● Exercise brief: Without skipping anything, write out each record below exactly.

--- begin ---

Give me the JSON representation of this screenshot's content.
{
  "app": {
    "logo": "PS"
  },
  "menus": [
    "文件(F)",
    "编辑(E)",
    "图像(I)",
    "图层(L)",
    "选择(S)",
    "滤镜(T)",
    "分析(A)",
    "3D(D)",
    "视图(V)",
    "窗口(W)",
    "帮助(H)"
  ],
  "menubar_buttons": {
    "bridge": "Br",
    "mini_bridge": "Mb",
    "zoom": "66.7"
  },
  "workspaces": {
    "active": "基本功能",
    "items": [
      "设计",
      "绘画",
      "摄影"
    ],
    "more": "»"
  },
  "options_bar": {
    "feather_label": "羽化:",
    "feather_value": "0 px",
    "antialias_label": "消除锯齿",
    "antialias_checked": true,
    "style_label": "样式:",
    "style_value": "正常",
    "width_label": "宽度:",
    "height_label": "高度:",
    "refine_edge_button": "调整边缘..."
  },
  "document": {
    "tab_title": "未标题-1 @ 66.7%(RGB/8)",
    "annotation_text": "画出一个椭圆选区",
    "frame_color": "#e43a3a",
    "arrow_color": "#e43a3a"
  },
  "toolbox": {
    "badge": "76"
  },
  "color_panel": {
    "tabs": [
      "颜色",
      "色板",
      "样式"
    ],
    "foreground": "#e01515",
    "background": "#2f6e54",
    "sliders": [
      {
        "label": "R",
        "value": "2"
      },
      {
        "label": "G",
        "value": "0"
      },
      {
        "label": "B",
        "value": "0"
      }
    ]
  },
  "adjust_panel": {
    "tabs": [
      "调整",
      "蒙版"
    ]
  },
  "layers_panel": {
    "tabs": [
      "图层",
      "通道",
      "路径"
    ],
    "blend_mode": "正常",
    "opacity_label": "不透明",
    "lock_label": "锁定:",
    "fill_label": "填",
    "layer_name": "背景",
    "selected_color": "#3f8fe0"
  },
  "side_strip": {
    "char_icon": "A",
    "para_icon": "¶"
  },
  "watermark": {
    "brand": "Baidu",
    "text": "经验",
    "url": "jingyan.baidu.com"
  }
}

--- end ---

● Response:
Give me the JSON representation of this screenshot's content.
{
  "app": {
    "logo": "PS"
  },
  "menus": [
    "文件(F)",
    "编辑(E)",
    "图像(I)",
    "图层(L)",
    "选择(S)",
    "滤镜(T)",
    "分析(A)",
    "3D(D)",
    "视图(V)",
    "窗口(W)",
    "帮助(H)"
  ],
  "menubar_buttons": {
    "bridge": "Br",
    "mini_bridge": "Mb",
    "zoom": "66.7"
  },
  "workspaces": {
    "active": "基本功能",
    "items": [
      "设计",
      "绘画",
      "摄影"
    ],
    "more": "»"
  },
  "options_bar": {
    "feather_label": "羽化:",
    "feather_value": "0 px",
    "antialias_label": "消除锯齿",
    "antialias_checked": true,
    "style_label": "样式:",
    "style_value": "正常",
    "width_label": "宽度:",
    "height_label": "高度:",
    "refine_edge_button": "调整边缘..."
  },
  "document": {
    "tab_title": "未标题-1 @ 66.7%(RGB/8)",
    "annotation_text": "画出一个椭圆选区",
    "frame_color": "#e43a3a",
    "arrow_color": "#e43a3a"
  },
  "toolbox": {
    "badge": "76"
  },
  "color_panel": {
    "tabs": [
      "颜色",
      "色板",
      "样式"
    ],
    "foreground": "#e01515",
    "background": "#2f6e54",
    "sliders": [
      {
        "label": "R",
        "value": "2"
      },
      {
        "label": "G",
        "value": "0"
      },
      {
        "label": "B",
        "value": "0"
      }
    ]
  },
  "adjust_panel": {
    "tabs": [
      "调整",
      "蒙版"
    ]
  },
  "layers_panel": {
    "tabs": [
      "图层",
      "通道",
      "路径"
    ],
    "blend_mode": "正常",
    "opacity_label": "不透明",
    "lock_label": "锁定:",
    "fill_label": "填",
    "layer_name": "背景",
    "selected_color": "#3f8fe0"
  },
  "side_strip": {
    "char_icon": "A",
    "para_icon": "¶"
  },
  "watermark": {
    "brand": "Baidu",
    "text": "经验",
    "url": "jingyan.baidu.com"
  }
}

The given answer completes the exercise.